In the listing below, pick out lines with "Выберите".

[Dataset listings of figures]
>> Begin

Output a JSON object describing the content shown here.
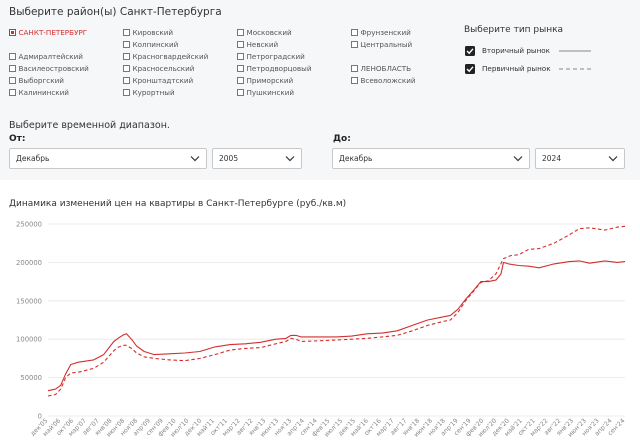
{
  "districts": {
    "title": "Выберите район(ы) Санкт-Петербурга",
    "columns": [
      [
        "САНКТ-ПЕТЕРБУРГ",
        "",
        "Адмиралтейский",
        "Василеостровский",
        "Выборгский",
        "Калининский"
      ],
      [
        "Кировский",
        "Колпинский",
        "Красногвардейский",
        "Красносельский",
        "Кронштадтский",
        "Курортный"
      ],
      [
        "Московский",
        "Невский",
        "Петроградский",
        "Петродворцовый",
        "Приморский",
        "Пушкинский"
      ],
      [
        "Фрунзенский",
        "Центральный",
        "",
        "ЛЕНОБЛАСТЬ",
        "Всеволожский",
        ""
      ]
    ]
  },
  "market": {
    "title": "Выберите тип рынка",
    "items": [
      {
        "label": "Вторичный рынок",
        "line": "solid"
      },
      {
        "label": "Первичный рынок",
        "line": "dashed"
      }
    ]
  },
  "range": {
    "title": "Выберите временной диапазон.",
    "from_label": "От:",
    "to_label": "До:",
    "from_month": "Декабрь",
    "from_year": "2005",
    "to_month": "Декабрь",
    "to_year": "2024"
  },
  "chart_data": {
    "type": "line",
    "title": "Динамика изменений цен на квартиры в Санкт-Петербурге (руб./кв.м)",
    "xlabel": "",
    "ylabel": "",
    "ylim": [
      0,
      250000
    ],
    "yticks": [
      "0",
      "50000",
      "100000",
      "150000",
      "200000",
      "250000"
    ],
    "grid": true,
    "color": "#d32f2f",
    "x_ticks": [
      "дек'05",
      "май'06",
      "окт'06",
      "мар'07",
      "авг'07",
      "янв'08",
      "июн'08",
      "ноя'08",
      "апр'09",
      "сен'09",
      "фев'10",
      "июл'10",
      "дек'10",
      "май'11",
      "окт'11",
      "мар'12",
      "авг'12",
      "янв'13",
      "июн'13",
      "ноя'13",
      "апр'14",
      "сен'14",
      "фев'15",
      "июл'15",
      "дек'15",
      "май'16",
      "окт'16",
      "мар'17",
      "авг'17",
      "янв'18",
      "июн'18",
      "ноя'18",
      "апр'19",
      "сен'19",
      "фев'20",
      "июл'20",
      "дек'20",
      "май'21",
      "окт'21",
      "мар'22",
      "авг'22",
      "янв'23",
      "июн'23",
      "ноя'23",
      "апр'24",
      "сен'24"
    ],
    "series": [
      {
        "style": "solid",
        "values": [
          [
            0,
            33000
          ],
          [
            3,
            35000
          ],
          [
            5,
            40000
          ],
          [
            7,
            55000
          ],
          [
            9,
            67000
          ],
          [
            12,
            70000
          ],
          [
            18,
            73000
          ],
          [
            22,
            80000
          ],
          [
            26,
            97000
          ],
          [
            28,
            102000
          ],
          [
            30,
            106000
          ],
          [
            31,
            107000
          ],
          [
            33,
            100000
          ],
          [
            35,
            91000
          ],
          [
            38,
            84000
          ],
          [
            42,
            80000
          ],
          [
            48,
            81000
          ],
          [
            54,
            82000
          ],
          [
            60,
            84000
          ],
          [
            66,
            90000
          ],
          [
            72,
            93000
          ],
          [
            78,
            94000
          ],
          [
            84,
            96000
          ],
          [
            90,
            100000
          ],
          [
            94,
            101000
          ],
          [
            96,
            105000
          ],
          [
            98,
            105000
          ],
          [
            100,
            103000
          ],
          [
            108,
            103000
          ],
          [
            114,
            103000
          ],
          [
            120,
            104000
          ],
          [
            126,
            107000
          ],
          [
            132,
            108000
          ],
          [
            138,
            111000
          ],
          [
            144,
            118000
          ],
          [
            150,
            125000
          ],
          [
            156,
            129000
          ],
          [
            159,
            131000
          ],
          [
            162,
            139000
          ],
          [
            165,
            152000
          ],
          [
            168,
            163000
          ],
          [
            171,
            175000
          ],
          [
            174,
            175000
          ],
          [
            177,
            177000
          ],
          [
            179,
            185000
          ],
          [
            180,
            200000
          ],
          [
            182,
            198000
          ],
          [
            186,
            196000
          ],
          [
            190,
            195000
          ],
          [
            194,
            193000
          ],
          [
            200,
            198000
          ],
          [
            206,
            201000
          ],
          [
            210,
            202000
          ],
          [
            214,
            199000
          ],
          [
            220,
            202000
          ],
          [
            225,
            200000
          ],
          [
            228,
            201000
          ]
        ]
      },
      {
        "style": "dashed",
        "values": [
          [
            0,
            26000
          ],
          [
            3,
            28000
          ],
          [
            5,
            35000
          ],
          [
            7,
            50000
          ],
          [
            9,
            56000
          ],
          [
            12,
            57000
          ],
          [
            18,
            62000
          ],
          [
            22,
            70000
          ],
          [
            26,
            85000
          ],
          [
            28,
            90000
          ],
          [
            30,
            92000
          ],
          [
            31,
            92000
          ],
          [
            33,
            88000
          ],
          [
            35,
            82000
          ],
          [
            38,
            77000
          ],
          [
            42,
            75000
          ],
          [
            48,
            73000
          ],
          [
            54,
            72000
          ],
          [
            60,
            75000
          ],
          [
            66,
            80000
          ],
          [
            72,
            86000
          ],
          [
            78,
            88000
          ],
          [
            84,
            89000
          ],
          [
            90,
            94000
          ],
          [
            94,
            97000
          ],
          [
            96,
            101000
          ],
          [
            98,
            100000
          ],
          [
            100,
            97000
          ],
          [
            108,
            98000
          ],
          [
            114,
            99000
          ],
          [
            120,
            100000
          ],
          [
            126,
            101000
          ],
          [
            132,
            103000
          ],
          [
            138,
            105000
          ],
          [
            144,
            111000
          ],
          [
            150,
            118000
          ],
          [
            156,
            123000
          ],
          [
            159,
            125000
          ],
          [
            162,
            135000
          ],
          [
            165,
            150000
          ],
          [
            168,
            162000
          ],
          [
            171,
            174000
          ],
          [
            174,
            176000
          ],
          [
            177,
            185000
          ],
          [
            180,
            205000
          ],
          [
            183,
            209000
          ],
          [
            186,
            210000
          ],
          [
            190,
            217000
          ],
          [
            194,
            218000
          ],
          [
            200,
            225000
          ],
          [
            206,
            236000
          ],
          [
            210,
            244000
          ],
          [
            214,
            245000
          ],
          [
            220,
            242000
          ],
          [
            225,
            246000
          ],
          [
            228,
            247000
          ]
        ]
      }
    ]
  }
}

>> End
>> Begin

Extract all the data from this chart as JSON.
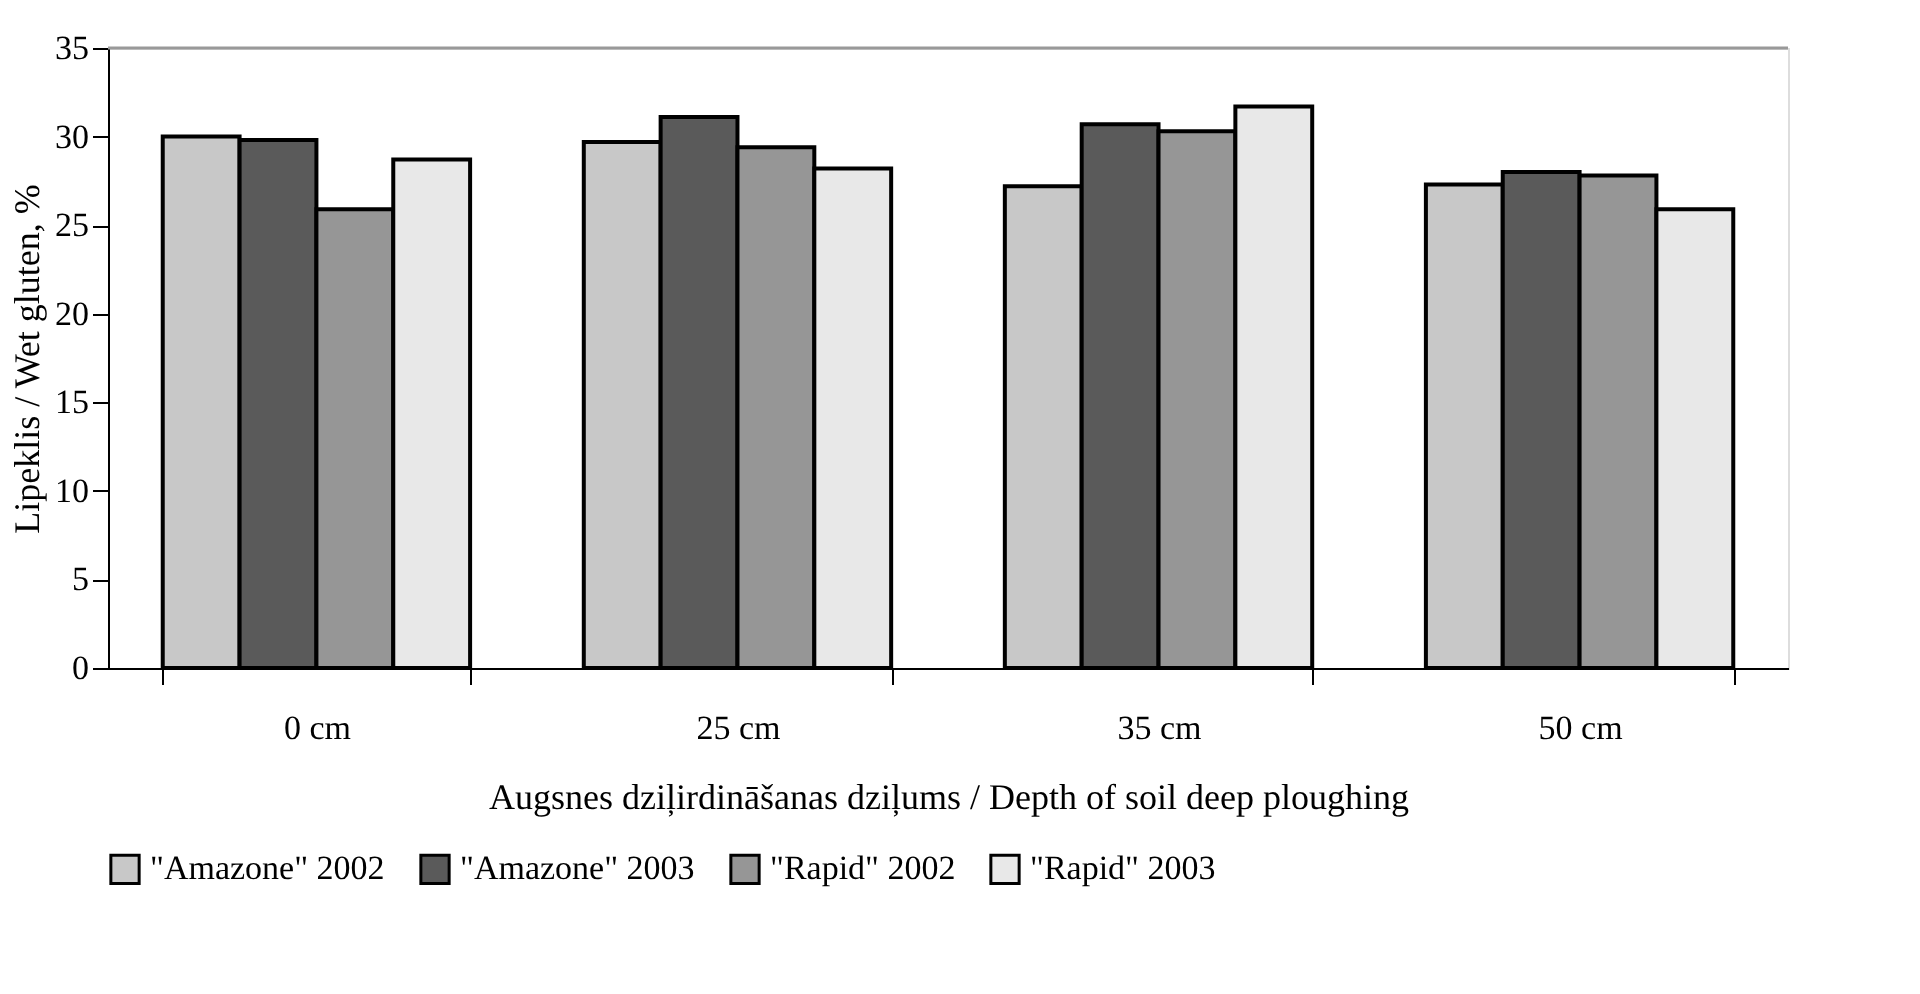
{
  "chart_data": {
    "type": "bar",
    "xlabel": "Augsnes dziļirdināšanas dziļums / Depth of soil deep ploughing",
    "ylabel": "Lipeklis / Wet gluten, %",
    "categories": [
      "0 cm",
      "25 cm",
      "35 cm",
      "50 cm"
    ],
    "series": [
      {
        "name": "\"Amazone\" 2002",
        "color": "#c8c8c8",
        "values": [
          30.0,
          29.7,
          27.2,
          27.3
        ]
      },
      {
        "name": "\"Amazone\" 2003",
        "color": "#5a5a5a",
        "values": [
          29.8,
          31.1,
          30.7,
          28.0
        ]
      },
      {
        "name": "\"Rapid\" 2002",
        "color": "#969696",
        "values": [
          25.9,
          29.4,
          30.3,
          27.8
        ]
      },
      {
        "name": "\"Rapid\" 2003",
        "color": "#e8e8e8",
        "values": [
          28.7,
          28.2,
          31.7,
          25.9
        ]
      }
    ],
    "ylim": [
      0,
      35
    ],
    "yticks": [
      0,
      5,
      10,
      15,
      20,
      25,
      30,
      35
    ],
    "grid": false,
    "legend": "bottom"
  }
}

>> End

Expected answer:
    "title": "Выберите район(ы) Санкт-Петербурга",
    "title": "Выберите тип рынка",
    "title": "Выберите временной диапазон.",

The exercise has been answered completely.